>> start
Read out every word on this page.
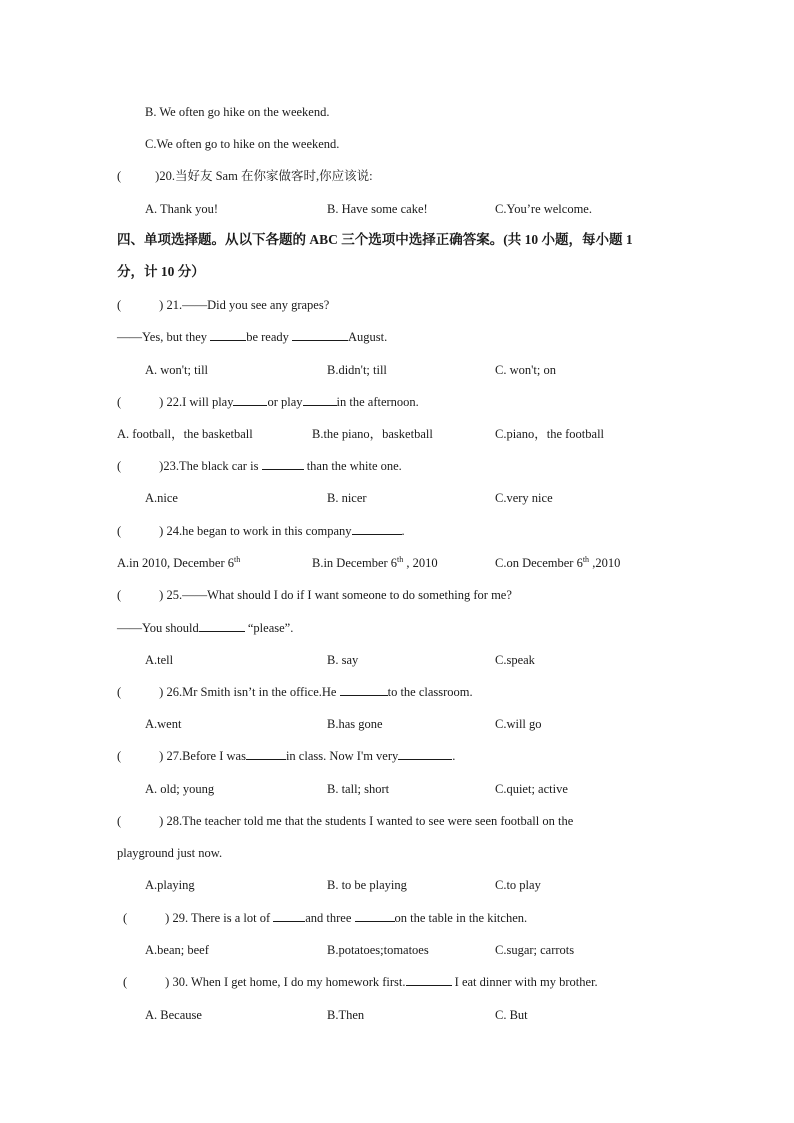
B. We often go hike on the weekend.
C.We often go to hike on the weekend.
(	)20.当好友 Sam 在你家做客时,你应该说:
A. Thank you!	B. Have some cake!	C.You’re welcome.
四、单项选择题。从以下各题的 ABC 三个选项中选择正确答案。(共 10 小题，每小题 1
分，计 10 分）
(	) 21.——Did you see any grapes?
——Yes, but they	be ready	August.
A. won't; till	B.didn't; till	C. won't; on
(	) 22.I will play	or play	in the afternoon.
A. football，the basketball	B.the piano，basketball	C.piano，the football
(	)23.The black car is	than the white one.
A.nice	B. nicer	C.very nice
(	) 24.he began to work in this company	.
A.in 2010, December 6th	B.in December 6th , 2010	C.on December 6th ,2010
(	) 25.——What should I do if I want someone to do something for me?
——You should	“please”.
A.tell	B. say	C.speak
(	) 26.Mr Smith isn’t in the office.He	to the classroom.
A.went	B.has gone	C.will go
(	) 27.Before I was	in class. Now I'm very	.
A. old; young	B. tall; short	C.quiet; active
(	) 28.The teacher told me that the students I wanted to see were seen football on the
playground just now.
A.playing	B. to be playing	C.to play
(	) 29. There is a lot of	and three	on the table in the kitchen.
A.bean; beef	B.potatoes;tomatoes	C.sugar; carrots
(	) 30. When I get home, I do my homework first.	I eat dinner with my brother.
A. Because	B.Then	C. But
>> end
Which lines contain "hike"? Copy each of them out.

B. We often go hike on the weekend.
C.We often go to hike on the weekend.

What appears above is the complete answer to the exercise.